Required work:
Each line containing the word "marker" must be reported.

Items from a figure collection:
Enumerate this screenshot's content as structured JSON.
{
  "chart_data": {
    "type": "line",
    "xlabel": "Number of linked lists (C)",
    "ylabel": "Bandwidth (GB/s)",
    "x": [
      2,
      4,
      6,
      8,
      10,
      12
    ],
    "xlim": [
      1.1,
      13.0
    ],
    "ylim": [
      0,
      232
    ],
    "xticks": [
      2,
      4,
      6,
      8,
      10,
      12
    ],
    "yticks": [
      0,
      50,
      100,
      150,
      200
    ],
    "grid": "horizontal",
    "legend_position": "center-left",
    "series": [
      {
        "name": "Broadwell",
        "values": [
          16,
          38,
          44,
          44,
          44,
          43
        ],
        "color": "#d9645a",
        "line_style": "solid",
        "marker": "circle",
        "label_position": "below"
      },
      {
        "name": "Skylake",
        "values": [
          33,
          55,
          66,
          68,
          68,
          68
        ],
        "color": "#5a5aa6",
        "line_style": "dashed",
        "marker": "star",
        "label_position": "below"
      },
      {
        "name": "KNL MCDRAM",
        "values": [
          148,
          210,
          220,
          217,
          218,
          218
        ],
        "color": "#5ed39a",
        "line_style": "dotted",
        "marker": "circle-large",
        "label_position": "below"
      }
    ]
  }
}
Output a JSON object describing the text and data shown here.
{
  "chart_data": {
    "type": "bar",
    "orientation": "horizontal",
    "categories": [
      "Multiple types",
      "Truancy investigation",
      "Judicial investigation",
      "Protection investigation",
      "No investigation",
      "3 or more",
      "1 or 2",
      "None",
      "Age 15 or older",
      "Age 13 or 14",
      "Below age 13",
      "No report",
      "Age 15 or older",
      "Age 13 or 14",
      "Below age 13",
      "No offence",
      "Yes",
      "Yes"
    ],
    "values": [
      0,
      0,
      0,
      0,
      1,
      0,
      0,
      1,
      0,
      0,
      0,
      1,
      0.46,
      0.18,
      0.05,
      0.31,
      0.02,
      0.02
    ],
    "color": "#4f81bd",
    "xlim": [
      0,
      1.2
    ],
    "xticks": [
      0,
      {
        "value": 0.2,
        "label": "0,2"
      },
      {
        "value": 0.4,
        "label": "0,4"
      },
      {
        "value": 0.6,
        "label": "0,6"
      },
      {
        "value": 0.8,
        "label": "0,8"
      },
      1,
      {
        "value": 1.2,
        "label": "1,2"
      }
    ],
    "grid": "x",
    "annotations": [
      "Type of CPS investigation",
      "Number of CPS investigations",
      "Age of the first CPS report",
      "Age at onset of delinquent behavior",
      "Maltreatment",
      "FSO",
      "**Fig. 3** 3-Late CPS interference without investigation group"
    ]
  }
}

Complete response:
        "marker": "circle",
        "marker": "star",
        "marker": "circle-large",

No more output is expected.